- DIRECTIVE -
In the entries, find all lines that hold the word "Output" and copy them.

- GIVEN ENTRIES -
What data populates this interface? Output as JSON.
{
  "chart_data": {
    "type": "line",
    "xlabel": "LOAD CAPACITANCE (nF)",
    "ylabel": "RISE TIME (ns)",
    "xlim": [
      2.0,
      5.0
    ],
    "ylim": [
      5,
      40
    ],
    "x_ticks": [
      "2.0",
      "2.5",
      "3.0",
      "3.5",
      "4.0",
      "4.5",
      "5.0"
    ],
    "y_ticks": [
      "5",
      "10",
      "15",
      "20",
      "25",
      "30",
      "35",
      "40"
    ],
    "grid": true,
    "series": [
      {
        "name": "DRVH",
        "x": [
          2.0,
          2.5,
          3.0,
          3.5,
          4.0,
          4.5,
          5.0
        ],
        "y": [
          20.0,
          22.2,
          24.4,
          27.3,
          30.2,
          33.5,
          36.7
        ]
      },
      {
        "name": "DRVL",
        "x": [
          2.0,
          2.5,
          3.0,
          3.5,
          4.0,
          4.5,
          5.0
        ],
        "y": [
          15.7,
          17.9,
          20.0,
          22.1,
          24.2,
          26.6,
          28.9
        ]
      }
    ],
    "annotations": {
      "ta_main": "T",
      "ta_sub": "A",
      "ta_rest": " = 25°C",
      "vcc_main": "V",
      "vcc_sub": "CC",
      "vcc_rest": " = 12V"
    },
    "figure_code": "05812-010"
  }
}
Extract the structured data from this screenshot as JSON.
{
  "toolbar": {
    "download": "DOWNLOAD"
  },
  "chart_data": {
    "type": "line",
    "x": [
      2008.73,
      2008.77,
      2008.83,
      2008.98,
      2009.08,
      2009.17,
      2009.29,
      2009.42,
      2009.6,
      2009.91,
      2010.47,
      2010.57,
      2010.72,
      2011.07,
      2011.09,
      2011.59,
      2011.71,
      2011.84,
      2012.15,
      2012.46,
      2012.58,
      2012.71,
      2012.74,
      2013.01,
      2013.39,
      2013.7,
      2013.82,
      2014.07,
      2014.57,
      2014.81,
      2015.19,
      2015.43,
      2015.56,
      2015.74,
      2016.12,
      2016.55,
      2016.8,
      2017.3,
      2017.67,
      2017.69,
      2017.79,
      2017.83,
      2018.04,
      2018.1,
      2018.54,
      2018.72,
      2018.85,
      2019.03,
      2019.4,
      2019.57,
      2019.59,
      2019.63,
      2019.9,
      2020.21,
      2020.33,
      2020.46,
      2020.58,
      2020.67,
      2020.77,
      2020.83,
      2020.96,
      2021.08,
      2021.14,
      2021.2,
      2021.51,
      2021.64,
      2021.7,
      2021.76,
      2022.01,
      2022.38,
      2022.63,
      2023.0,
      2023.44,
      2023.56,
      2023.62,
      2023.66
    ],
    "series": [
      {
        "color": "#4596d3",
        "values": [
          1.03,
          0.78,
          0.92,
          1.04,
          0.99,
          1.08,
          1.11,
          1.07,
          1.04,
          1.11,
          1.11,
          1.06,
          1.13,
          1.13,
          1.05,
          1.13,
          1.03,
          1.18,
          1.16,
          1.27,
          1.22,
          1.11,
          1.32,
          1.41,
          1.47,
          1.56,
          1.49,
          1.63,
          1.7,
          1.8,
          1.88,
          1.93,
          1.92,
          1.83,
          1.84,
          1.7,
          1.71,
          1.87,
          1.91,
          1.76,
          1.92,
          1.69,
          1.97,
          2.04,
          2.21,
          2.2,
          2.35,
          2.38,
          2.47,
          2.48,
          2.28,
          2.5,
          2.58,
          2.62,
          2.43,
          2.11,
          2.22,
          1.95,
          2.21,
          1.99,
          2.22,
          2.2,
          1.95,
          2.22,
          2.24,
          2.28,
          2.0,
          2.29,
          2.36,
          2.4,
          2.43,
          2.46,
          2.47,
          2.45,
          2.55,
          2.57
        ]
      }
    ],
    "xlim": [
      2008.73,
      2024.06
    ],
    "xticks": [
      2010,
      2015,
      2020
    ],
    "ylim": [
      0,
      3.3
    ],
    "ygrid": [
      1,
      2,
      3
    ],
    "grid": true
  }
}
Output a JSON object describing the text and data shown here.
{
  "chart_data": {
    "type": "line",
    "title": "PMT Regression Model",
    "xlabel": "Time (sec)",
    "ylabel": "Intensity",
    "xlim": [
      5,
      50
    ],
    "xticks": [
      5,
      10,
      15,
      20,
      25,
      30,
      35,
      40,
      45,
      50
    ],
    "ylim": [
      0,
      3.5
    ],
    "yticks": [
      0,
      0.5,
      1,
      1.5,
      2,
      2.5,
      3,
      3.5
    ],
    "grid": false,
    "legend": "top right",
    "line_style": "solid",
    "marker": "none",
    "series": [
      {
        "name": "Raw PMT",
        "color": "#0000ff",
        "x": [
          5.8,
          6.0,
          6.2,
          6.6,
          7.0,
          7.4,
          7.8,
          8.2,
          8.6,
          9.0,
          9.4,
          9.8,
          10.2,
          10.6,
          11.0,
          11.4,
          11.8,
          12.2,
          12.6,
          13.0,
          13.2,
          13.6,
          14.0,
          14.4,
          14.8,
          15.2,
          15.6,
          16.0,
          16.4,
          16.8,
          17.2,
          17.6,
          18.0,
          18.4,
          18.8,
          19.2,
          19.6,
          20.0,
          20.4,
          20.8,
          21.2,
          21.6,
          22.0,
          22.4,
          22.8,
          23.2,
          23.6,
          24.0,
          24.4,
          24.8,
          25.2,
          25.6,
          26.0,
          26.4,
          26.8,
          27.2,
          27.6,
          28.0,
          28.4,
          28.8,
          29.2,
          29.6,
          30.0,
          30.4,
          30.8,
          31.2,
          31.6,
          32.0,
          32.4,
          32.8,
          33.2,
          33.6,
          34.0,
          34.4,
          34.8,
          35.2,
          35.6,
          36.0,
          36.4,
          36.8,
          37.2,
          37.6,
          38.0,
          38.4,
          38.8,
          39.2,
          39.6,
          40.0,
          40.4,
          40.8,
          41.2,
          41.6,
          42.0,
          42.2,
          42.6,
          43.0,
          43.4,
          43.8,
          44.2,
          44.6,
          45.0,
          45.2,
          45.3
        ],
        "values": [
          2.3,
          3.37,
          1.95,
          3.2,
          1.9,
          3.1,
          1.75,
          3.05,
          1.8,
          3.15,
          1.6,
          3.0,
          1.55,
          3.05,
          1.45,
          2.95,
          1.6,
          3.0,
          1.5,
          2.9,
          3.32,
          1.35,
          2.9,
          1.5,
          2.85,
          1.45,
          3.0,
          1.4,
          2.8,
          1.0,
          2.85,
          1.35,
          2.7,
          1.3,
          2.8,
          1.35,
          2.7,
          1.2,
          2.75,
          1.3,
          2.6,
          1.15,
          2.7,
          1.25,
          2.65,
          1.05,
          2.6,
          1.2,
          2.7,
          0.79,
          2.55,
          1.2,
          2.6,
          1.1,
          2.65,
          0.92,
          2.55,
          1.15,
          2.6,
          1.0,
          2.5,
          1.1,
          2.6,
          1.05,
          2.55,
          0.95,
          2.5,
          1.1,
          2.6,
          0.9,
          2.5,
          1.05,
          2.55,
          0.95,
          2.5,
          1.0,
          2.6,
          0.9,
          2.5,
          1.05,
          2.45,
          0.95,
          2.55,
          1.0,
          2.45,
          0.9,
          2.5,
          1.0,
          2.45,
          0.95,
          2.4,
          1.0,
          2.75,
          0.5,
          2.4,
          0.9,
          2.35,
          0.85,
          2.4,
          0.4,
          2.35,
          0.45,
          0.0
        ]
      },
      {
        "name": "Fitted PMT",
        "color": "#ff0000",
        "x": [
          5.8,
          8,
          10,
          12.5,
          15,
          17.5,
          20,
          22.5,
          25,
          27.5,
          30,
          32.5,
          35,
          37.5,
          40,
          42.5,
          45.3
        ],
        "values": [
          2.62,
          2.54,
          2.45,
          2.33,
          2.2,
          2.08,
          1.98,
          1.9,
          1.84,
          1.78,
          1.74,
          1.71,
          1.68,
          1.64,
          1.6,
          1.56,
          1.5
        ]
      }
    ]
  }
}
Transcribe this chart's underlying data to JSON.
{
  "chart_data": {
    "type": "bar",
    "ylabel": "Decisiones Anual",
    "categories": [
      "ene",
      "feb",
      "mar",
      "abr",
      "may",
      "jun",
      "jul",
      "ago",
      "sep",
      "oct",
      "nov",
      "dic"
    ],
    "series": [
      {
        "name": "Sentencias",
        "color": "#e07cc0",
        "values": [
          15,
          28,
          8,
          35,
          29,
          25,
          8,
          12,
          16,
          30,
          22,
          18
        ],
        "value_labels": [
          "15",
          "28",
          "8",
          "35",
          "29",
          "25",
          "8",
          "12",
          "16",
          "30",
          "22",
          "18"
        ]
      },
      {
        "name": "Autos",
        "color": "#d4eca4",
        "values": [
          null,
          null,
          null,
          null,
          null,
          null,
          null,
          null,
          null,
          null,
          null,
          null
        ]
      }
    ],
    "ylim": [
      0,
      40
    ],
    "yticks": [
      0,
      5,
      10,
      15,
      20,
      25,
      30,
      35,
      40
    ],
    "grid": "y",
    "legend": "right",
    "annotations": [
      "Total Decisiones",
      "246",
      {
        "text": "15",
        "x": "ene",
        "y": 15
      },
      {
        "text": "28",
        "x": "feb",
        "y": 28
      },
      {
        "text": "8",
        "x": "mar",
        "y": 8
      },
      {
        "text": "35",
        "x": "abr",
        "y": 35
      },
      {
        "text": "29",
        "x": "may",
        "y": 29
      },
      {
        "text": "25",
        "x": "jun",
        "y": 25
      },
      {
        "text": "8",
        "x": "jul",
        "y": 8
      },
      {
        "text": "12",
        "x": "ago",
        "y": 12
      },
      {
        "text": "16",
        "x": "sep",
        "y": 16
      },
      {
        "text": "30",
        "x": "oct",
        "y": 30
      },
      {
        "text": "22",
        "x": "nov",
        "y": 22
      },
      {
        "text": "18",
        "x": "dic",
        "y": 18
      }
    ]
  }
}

- ANSWER BELOW -
What data populates this interface? Output as JSON.
Output a JSON object describing the text and data shown here.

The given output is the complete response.